What the task requires
Extract the lines that carry the string "dont" from the listing.

········

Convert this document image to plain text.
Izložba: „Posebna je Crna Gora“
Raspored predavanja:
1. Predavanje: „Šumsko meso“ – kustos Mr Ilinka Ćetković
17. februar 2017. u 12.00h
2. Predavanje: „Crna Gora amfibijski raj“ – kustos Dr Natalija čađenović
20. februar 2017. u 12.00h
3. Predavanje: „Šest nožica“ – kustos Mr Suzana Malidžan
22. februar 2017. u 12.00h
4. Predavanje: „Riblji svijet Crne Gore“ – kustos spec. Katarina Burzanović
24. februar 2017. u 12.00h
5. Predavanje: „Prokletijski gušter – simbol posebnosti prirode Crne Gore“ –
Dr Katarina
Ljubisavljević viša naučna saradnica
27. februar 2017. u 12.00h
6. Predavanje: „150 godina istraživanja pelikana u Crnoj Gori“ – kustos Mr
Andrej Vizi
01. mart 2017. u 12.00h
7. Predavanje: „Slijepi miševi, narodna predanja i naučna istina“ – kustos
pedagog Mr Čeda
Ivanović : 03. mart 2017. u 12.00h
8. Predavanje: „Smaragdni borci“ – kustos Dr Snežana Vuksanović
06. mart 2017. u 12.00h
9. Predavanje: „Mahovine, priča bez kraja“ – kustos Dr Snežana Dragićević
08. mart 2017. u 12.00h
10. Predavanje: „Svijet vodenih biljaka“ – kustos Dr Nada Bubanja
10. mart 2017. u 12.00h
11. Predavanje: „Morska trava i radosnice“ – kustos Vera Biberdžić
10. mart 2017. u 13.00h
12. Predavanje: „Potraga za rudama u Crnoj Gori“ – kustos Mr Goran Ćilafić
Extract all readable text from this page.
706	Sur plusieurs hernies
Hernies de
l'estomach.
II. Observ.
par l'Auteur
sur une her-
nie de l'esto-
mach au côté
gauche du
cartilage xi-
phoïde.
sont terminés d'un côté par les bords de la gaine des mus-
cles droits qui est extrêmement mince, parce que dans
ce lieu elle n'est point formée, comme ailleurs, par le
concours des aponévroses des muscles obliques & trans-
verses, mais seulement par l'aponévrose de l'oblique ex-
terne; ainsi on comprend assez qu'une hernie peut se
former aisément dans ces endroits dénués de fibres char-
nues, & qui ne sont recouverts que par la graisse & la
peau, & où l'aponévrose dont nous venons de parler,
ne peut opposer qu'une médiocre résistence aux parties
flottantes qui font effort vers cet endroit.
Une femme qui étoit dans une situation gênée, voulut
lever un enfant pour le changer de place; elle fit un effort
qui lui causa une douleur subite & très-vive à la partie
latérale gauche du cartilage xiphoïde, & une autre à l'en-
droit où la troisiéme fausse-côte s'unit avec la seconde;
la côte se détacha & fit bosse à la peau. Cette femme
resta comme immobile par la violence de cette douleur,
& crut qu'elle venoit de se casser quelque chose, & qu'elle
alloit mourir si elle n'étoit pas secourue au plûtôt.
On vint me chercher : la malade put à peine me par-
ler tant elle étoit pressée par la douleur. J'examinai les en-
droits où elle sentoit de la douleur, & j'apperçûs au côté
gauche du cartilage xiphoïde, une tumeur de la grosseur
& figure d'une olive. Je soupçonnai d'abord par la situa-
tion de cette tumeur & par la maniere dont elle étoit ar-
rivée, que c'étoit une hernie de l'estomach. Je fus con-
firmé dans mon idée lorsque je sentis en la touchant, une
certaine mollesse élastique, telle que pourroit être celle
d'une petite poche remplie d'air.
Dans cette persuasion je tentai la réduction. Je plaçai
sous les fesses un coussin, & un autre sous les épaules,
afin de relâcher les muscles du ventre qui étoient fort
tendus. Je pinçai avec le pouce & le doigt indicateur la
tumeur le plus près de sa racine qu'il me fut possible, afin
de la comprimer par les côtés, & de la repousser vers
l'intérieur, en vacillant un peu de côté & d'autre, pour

········

Reply
peau, & où l'aponévrose dont nous venons de parler,
tion de cette tumeur & par la maniere dont elle étoit ar-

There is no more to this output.